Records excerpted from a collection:
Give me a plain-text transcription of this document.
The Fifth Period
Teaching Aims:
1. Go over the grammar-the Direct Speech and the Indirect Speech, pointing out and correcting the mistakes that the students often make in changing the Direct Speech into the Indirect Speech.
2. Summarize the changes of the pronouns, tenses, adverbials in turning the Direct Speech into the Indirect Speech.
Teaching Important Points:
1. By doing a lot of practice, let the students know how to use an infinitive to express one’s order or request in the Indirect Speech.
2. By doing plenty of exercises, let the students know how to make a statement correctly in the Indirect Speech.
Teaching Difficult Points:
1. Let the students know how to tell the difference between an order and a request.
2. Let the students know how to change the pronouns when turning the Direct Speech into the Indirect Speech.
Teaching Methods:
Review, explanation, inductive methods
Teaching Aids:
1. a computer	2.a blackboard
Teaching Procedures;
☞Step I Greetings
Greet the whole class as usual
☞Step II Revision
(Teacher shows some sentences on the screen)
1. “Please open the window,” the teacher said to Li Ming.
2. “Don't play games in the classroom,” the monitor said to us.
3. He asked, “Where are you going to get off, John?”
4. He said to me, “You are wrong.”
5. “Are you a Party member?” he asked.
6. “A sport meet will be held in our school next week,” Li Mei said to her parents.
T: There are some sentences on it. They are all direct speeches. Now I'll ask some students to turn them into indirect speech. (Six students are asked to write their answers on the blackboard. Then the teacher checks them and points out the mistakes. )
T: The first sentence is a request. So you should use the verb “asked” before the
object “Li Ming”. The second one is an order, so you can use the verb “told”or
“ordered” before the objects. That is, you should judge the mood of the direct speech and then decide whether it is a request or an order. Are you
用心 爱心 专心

What the exercise asks: Using the entries above, please restate each one word for word.

Exercise response:
Give me a plain-text transcription of this document.
The Fifth Period
Teaching Aims:
1. Go over the grammar-the Direct Speech and the Indirect Speech, pointing out and correcting the mistakes that the students often make in changing the Direct Speech into the Indirect Speech.
2. Summarize the changes of the pronouns, tenses, adverbials in turning the Direct Speech into the Indirect Speech.
Teaching Important Points:
1. By doing a lot of practice, let the students know how to use an infinitive to express one’s order or request in the Indirect Speech.
2. By doing plenty of exercises, let the students know how to make a statement correctly in the Indirect Speech.
Teaching Difficult Points:
1. Let the students know how to tell the difference between an order and a request.
2. Let the students know how to change the pronouns when turning the Direct Speech into the Indirect Speech.
Teaching Methods:
Review, explanation, inductive methods
Teaching Aids:
1. a computer	2.a blackboard
Teaching Procedures;
☞Step I Greetings
Greet the whole class as usual
☞Step II Revision
(Teacher shows some sentences on the screen)
1. “Please open the window,” the teacher said to Li Ming.
2. “Don't play games in the classroom,” the monitor said to us.
3. He asked, “Where are you going to get off, John?”
4. He said to me, “You are wrong.”
5. “Are you a Party member?” he asked.
6. “A sport meet will be held in our school next week,” Li Mei said to her parents.
T: There are some sentences on it. They are all direct speeches. Now I'll ask some students to turn them into indirect speech. (Six students are asked to write their answers on the blackboard. Then the teacher checks them and points out the mistakes. )
T: The first sentence is a request. So you should use the verb “asked” before the
object “Li Ming”. The second one is an order, so you can use the verb “told”or
“ordered” before the objects. That is, you should judge the mood of the direct speech and then decide whether it is a request or an order. Are you
用心 爱心 专心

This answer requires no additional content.